**Exercise prompt**. Copy out the rows word for word, starting at the first row and ending at the row that contains "bar-bayesian-ridge xyxy=(1465,600,1582,1152)".

[start Material for the task]

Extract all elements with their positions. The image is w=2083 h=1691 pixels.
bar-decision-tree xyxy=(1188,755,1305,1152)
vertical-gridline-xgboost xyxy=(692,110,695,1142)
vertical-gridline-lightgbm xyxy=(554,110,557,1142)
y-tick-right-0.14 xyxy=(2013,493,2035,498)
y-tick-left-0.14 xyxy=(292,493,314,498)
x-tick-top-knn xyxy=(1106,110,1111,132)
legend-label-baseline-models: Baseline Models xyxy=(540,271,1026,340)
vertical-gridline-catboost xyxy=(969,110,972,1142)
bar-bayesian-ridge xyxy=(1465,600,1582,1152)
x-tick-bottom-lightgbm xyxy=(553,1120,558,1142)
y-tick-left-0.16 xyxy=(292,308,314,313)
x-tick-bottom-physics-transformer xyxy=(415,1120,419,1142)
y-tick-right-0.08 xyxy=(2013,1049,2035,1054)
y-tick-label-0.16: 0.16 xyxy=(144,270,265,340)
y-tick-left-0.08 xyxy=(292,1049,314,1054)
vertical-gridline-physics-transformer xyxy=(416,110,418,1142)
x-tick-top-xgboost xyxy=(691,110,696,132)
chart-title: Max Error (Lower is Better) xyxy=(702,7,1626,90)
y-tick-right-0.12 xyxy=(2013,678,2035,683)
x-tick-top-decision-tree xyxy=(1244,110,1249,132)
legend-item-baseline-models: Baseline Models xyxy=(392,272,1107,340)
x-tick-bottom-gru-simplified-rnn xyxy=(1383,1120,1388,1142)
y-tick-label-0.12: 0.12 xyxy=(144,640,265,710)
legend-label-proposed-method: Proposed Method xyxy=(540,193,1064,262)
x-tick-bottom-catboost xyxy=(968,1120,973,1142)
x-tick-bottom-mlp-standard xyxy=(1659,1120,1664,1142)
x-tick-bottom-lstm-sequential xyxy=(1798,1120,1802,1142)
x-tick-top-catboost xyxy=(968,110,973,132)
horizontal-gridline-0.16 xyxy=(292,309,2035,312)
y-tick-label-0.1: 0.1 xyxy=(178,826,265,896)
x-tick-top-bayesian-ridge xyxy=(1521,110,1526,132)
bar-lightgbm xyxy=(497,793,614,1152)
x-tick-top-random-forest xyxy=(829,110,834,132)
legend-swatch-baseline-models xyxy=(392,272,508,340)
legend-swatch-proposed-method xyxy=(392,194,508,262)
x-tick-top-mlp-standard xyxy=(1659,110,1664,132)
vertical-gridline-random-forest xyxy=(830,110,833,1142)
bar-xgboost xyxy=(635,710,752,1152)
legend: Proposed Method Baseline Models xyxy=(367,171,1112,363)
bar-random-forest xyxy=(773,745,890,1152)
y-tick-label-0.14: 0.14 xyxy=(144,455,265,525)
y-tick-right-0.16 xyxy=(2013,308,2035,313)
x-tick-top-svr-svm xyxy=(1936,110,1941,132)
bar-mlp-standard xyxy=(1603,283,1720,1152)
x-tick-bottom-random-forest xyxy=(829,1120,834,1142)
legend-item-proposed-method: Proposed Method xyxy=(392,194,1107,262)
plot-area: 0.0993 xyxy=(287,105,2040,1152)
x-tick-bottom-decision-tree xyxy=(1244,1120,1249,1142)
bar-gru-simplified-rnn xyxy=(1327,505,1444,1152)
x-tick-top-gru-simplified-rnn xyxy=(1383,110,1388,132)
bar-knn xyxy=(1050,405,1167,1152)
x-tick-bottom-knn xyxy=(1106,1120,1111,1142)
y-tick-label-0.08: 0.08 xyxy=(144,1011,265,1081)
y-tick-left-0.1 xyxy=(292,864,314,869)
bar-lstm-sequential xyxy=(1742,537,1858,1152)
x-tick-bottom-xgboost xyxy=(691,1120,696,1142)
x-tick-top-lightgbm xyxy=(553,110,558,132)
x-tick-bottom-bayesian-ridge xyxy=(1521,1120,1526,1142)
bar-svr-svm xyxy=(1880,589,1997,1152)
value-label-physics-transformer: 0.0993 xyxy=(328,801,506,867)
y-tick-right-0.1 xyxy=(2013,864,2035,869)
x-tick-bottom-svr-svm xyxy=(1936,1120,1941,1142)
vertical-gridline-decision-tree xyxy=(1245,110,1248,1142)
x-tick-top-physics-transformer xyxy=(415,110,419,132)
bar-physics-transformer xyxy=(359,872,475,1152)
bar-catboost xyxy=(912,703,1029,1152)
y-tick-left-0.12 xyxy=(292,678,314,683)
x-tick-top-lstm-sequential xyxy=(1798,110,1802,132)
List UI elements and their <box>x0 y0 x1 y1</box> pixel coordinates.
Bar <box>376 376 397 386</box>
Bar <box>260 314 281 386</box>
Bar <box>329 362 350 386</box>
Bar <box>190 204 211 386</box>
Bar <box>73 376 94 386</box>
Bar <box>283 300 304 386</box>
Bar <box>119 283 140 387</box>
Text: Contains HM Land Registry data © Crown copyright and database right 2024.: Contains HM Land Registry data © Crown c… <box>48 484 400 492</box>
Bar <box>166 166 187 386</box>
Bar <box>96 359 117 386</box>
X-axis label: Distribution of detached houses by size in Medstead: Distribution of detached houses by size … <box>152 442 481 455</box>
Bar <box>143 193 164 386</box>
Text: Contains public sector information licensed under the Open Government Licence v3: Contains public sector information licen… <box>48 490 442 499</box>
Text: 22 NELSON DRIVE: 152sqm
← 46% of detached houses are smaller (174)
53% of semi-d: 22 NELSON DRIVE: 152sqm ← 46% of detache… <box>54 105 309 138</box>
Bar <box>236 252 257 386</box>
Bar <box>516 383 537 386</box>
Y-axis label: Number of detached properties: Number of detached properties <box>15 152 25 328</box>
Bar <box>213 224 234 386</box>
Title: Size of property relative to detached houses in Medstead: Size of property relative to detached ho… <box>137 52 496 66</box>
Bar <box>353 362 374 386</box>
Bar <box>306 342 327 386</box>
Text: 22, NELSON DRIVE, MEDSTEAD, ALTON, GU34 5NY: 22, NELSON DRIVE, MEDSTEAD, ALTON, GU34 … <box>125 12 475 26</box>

[end Material for the task]

**Answer for the task**.
Extract all elements with their positions. The image is w=2083 h=1691 pixels.
bar-decision-tree xyxy=(1188,755,1305,1152)
vertical-gridline-xgboost xyxy=(692,110,695,1142)
vertical-gridline-lightgbm xyxy=(554,110,557,1142)
y-tick-right-0.14 xyxy=(2013,493,2035,498)
y-tick-left-0.14 xyxy=(292,493,314,498)
x-tick-top-knn xyxy=(1106,110,1111,132)
legend-label-baseline-models: Baseline Models xyxy=(540,271,1026,340)
vertical-gridline-catboost xyxy=(969,110,972,1142)
bar-bayesian-ridge xyxy=(1465,600,1582,1152)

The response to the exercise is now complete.